**Provided records:**
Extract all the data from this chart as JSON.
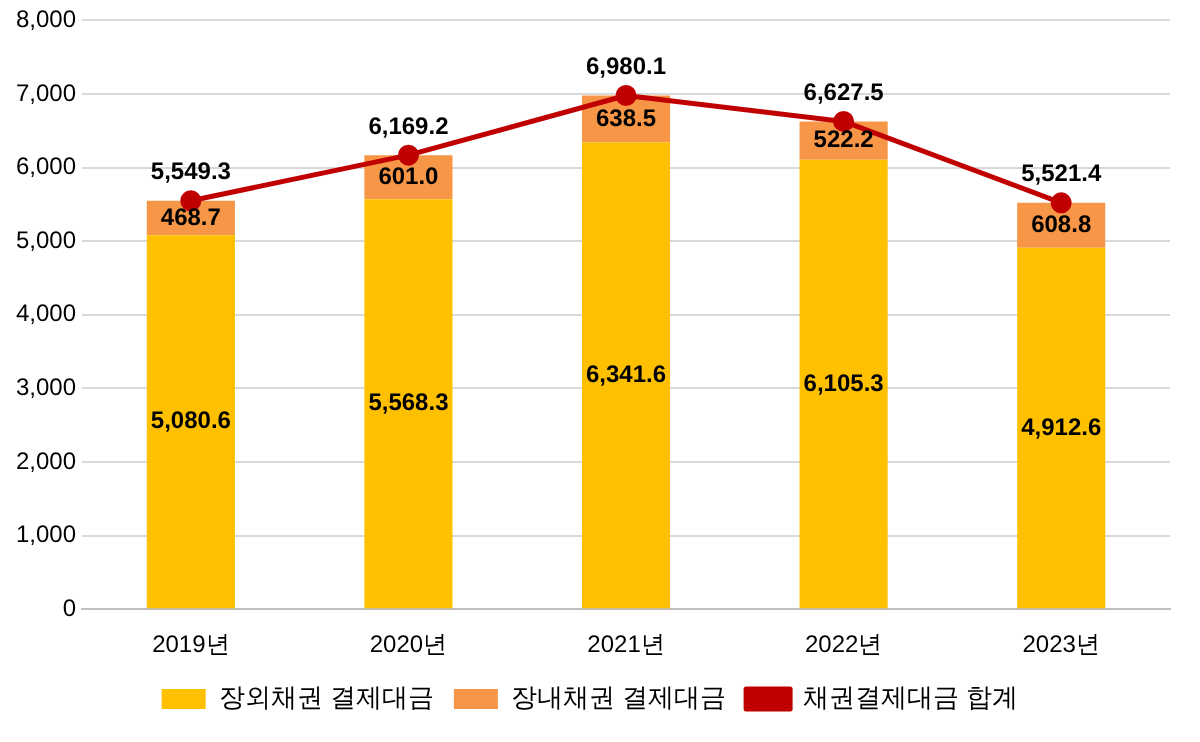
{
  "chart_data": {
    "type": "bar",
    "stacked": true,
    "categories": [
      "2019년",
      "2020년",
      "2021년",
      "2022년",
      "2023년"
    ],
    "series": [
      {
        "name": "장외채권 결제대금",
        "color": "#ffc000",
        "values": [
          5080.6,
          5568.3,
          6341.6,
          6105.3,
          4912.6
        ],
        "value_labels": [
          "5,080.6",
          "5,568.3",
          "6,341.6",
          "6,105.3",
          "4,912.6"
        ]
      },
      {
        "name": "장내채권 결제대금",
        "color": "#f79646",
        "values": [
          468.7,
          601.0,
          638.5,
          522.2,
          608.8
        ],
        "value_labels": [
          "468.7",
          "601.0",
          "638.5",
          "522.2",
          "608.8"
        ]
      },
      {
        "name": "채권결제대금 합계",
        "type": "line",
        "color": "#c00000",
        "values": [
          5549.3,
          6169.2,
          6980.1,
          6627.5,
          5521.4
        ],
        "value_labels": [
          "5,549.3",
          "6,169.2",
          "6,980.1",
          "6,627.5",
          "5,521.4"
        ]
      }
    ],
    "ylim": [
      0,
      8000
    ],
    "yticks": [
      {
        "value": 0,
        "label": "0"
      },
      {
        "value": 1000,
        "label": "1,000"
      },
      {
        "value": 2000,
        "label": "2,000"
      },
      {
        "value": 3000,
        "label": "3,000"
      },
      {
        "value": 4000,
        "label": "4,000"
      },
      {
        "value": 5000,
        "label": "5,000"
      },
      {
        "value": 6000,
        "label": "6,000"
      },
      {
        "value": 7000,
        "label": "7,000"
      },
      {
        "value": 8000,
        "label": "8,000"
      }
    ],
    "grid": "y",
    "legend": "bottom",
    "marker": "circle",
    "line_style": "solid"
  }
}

**What you have to do:** Working from the lines above, reproduce the material exactly and exclude its pictures.

**Task result:**
Extract all the data from this chart as JSON.
{
  "chart_data": {
    "type": "bar",
    "stacked": true,
    "categories": [
      "2019년",
      "2020년",
      "2021년",
      "2022년",
      "2023년"
    ],
    "series": [
      {
        "name": "장외채권 결제대금",
        "color": "#ffc000",
        "values": [
          5080.6,
          5568.3,
          6341.6,
          6105.3,
          4912.6
        ],
        "value_labels": [
          "5,080.6",
          "5,568.3",
          "6,341.6",
          "6,105.3",
          "4,912.6"
        ]
      },
      {
        "name": "장내채권 결제대금",
        "color": "#f79646",
        "values": [
          468.7,
          601.0,
          638.5,
          522.2,
          608.8
        ],
        "value_labels": [
          "468.7",
          "601.0",
          "638.5",
          "522.2",
          "608.8"
        ]
      },
      {
        "name": "채권결제대금 합계",
        "type": "line",
        "color": "#c00000",
        "values": [
          5549.3,
          6169.2,
          6980.1,
          6627.5,
          5521.4
        ],
        "value_labels": [
          "5,549.3",
          "6,169.2",
          "6,980.1",
          "6,627.5",
          "5,521.4"
        ]
      }
    ],
    "ylim": [
      0,
      8000
    ],
    "yticks": [
      {
        "value": 0,
        "label": "0"
      },
      {
        "value": 1000,
        "label": "1,000"
      },
      {
        "value": 2000,
        "label": "2,000"
      },
      {
        "value": 3000,
        "label": "3,000"
      },
      {
        "value": 4000,
        "label": "4,000"
      },
      {
        "value": 5000,
        "label": "5,000"
      },
      {
        "value": 6000,
        "label": "6,000"
      },
      {
        "value": 7000,
        "label": "7,000"
      },
      {
        "value": 8000,
        "label": "8,000"
      }
    ],
    "grid": "y",
    "legend": "bottom",
    "marker": "circle",
    "line_style": "solid"
  }
}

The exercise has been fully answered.